REQUIRED TASK 1:
Answer these questions from the deadlock discussion, marking each answer with its letter:
(a) How many forks are on the table in the dining philosophers setup?
(b) In the analogy, what do the philosophers stand for?
(c) What can create a deadlock, according to the caption citing the Apache Software Foundation?

EXCERPT:
— START —

Deadlock

Discussion

• Could you explain deadlocks with an example?

  

  Five philosophers (processes) shared resources (forks). Source: AIIMS 2013, slide 3.

  In real life, traffic deadlocks can occur at intersections. In computer science, the classic example used to illustrate deadlock is the Dining Philosophers Problem.

  Five philosophers are seated at a round dining table. There are five forks, each placed between two philosophers. Philosophers alternate between eating and thinking. To eat, a philosopher has to acquire both forks on either side of her plate but acquire them one at a time. Once a philosopher successfully gets both forks, she eats for a while, then puts down both forks and thinks for a while. Now her neighbouring philosophers can acquire one of the released forks and start eating if they already have another fork.

  Deadlock can occur when each philosopher acquires one fork and waits indefinitely for another fork. Thus, no philosopher can start to eat. They'll wait forever, neither eating nor thinking.

  In this analogy, philosophers are the processes. Forks are the shared resources. If resource sharing is poorly coordinated, deadlocks can occur. The system stalls. No useful work gets done.

• What are some areas in computer science where deadlocks can occur?

  

  Locks on database tables can create a deadlock. Source: Apache Software Foundation 2020.

— END —

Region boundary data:
— START —

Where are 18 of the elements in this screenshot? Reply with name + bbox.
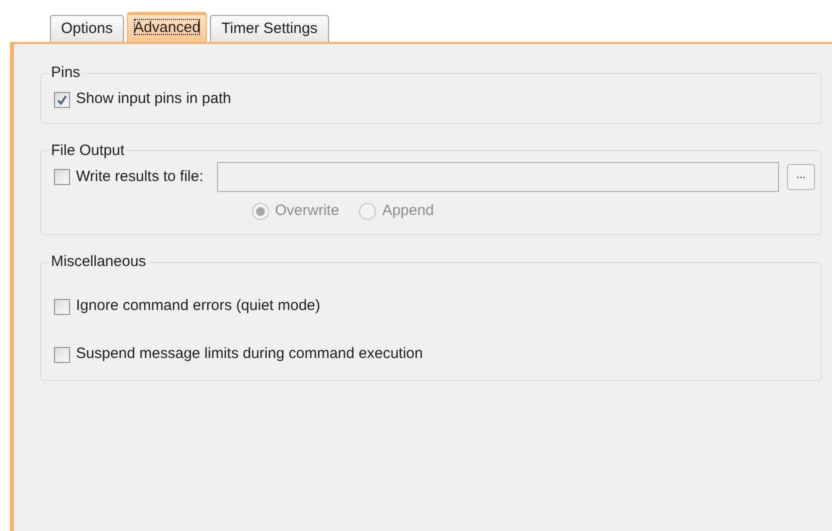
- group-title: Miscellaneous: [50, 252, 148, 272]
- group-title: Pins: [50, 63, 82, 83]
- option-label: Suspend message limits during command execution: [76, 344, 423, 364]
- file-path-field[interactable]: [217, 162, 779, 192]
- option-label: Write results to file:: [76, 166, 204, 187]
- option-label: Ignore command errors (quiet mode): [76, 296, 320, 316]
- option-label: Show input pins in path: [76, 89, 232, 110]
- checkbox[interactable]: [54, 169, 70, 185]
- option-label: Append: [382, 200, 434, 221]
- browse-button[interactable]: ...: [787, 164, 815, 190]
- option-label: Overwrite: [275, 200, 340, 221]
- checkbox[interactable]: [54, 92, 70, 108]
- tab[interactable]: Timer Settings: [210, 15, 329, 42]
- tab[interactable]: Options: [50, 15, 124, 42]
- checkbox[interactable]: [54, 346, 70, 362]
- group-title: File Output: [50, 140, 126, 160]
- tab[interactable]: Advanced: [126, 12, 208, 42]
- checkbox[interactable]: [54, 298, 70, 314]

— END —

REQUIRED TASK 2: Can you render the records as a numbered list, from the line containing "- group-title: Miscellaneous: [50, 252, 148, 272]" through the line containing "- option-label: Overwrite: [275, 200, 340, 221]", both included?

TASK SOLUTION 1:
(a) Five.
(b) The processes.
(c) Locks on database tables.

TASK SOLUTION 2:
1. - group-title: Miscellaneous: [50, 252, 148, 272]
2. - group-title: Pins: [50, 63, 82, 83]
3. - option-label: Suspend message limits during command execution: [76, 344, 423, 364]
4. - file-path-field[interactable]: [217, 162, 779, 192]
5. - option-label: Write results to file:: [76, 166, 204, 187]
6. - option-label: Ignore command errors (quiet mode): [76, 296, 320, 316]
7. - option-label: Show input pins in path: [76, 89, 232, 110]
8. - checkbox[interactable]: [54, 169, 70, 185]
9. - option-label: Append: [382, 200, 434, 221]
10. - browse-button[interactable]: ...: [787, 164, 815, 190]
11. - option-label: Overwrite: [275, 200, 340, 221]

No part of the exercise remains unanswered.